%%

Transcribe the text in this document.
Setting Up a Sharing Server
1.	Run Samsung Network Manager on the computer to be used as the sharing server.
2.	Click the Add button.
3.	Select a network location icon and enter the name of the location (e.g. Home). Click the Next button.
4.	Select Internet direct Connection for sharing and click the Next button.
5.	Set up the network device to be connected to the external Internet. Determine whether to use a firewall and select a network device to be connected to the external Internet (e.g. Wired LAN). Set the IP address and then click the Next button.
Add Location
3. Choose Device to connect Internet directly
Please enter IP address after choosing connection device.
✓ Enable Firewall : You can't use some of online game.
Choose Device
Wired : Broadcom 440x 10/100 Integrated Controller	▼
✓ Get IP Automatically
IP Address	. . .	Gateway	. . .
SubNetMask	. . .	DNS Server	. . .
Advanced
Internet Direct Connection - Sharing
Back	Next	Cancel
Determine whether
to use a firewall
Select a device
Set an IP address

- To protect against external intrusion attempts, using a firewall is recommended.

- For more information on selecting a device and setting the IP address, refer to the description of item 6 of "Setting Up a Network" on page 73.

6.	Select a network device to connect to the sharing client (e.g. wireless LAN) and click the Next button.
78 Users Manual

%%

• STATED GOAL: Copy out the whole listing exactly as written.

• SOLUTION TO THIS PROBLEM:
Transcribe the text in this document.
Setting Up a Sharing Server
1.	Run Samsung Network Manager on the computer to be used as the sharing server.
2.	Click the Add button.
3.	Select a network location icon and enter the name of the location (e.g. Home). Click the Next button.
4.	Select Internet direct Connection for sharing and click the Next button.
5.	Set up the network device to be connected to the external Internet. Determine whether to use a firewall and select a network device to be connected to the external Internet (e.g. Wired LAN). Set the IP address and then click the Next button.
Add Location
3. Choose Device to connect Internet directly
Please enter IP address after choosing connection device.
✓ Enable Firewall : You can't use some of online game.
Choose Device
Wired : Broadcom 440x 10/100 Integrated Controller	▼
✓ Get IP Automatically
IP Address	. . .	Gateway	. . .
SubNetMask	. . .	DNS Server	. . .
Advanced
Internet Direct Connection - Sharing
Back	Next	Cancel
Determine whether
to use a firewall
Select a device
Set an IP address

- To protect against external intrusion attempts, using a firewall is recommended.

- For more information on selecting a device and setting the IP address, refer to the description of item 6 of "Setting Up a Network" on page 73.

6.	Select a network device to connect to the sharing client (e.g. wireless LAN) and click the Next button.
78 Users Manual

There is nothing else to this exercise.